__Given task__
Each entry that follows must be output without any deviation.

__Data supplied__
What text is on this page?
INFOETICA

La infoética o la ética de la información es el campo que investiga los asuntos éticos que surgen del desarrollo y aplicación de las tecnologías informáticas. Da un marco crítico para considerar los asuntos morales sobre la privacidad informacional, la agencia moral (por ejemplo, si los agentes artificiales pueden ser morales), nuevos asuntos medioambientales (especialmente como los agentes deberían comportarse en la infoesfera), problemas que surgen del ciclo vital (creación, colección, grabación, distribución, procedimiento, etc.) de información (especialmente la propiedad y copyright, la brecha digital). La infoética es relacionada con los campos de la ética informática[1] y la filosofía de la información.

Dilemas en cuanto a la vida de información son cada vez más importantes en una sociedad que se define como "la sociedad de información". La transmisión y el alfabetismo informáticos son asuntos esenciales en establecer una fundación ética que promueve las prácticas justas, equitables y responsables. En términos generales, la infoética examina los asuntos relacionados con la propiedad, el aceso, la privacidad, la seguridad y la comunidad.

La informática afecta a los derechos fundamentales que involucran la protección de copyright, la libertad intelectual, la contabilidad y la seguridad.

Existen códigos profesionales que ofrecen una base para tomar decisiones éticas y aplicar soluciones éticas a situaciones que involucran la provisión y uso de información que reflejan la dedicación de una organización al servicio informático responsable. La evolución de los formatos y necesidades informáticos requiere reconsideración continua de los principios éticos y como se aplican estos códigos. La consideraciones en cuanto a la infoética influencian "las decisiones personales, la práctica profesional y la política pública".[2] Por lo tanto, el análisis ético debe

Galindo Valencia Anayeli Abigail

__Answer to this task__
What text is on this page?
INFOETICA

La infoética o la ética de la información es el campo que investiga los asuntos éticos que surgen del desarrollo y aplicación de las tecnologías informáticas. Da un marco crítico para considerar los asuntos morales sobre la privacidad informacional, la agencia moral (por ejemplo, si los agentes artificiales pueden ser morales), nuevos asuntos medioambientales (especialmente como los agentes deberían comportarse en la infoesfera), problemas que surgen del ciclo vital (creación, colección, grabación, distribución, procedimiento, etc.) de información (especialmente la propiedad y copyright, la brecha digital). La infoética es relacionada con los campos de la ética informática[1] y la filosofía de la información.

Dilemas en cuanto a la vida de información son cada vez más importantes en una sociedad que se define como "la sociedad de información". La transmisión y el alfabetismo informáticos son asuntos esenciales en establecer una fundación ética que promueve las prácticas justas, equitables y responsables. En términos generales, la infoética examina los asuntos relacionados con la propiedad, el aceso, la privacidad, la seguridad y la comunidad.

La informática afecta a los derechos fundamentales que involucran la protección de copyright, la libertad intelectual, la contabilidad y la seguridad.

Existen códigos profesionales que ofrecen una base para tomar decisiones éticas y aplicar soluciones éticas a situaciones que involucran la provisión y uso de información que reflejan la dedicación de una organización al servicio informático responsable. La evolución de los formatos y necesidades informáticos requiere reconsideración continua de los principios éticos y como se aplican estos códigos. La consideraciones en cuanto a la infoética influencian "las decisiones personales, la práctica profesional y la política pública".[2] Por lo tanto, el análisis ético debe

Galindo Valencia Anayeli Abigail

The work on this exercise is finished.